Every record below should be printed exactly as given.

Begin

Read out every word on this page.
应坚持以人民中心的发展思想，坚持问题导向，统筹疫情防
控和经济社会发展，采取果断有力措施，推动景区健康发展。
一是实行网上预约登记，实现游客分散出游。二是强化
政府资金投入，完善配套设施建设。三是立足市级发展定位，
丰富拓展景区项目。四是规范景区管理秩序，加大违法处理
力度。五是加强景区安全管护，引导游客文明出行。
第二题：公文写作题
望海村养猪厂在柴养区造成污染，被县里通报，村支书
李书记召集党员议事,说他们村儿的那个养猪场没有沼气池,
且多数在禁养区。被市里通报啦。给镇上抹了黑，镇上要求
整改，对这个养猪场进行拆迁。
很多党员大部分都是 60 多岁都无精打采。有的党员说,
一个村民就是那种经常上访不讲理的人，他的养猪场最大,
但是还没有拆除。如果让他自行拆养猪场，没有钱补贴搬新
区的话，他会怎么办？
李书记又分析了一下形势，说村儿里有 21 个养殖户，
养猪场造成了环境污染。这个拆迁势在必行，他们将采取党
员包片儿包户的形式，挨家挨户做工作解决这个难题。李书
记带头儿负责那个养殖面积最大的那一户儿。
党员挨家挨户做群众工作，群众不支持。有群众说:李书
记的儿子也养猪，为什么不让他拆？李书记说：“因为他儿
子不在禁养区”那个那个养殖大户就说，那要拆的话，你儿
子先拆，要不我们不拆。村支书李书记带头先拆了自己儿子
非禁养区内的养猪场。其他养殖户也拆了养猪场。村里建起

End

> [WORKED ANSWER]
Read out every word on this page.
应坚持以人民中心的发展思想，坚持问题导向，统筹疫情防
控和经济社会发展，采取果断有力措施，推动景区健康发展。
一是实行网上预约登记，实现游客分散出游。二是强化
政府资金投入，完善配套设施建设。三是立足市级发展定位，
丰富拓展景区项目。四是规范景区管理秩序，加大违法处理
力度。五是加强景区安全管护，引导游客文明出行。
第二题：公文写作题
望海村养猪厂在柴养区造成污染，被县里通报，村支书
李书记召集党员议事,说他们村儿的那个养猪场没有沼气池,
且多数在禁养区。被市里通报啦。给镇上抹了黑，镇上要求
整改，对这个养猪场进行拆迁。
很多党员大部分都是 60 多岁都无精打采。有的党员说,
一个村民就是那种经常上访不讲理的人，他的养猪场最大,
但是还没有拆除。如果让他自行拆养猪场，没有钱补贴搬新
区的话，他会怎么办？
李书记又分析了一下形势，说村儿里有 21 个养殖户，
养猪场造成了环境污染。这个拆迁势在必行，他们将采取党
员包片儿包户的形式，挨家挨户做工作解决这个难题。李书
记带头儿负责那个养殖面积最大的那一户儿。
党员挨家挨户做群众工作，群众不支持。有群众说:李书
记的儿子也养猪，为什么不让他拆？李书记说：“因为他儿
子不在禁养区”那个那个养殖大户就说，那要拆的话，你儿
子先拆，要不我们不拆。村支书李书记带头先拆了自己儿子
非禁养区内的养猪场。其他养殖户也拆了养猪场。村里建起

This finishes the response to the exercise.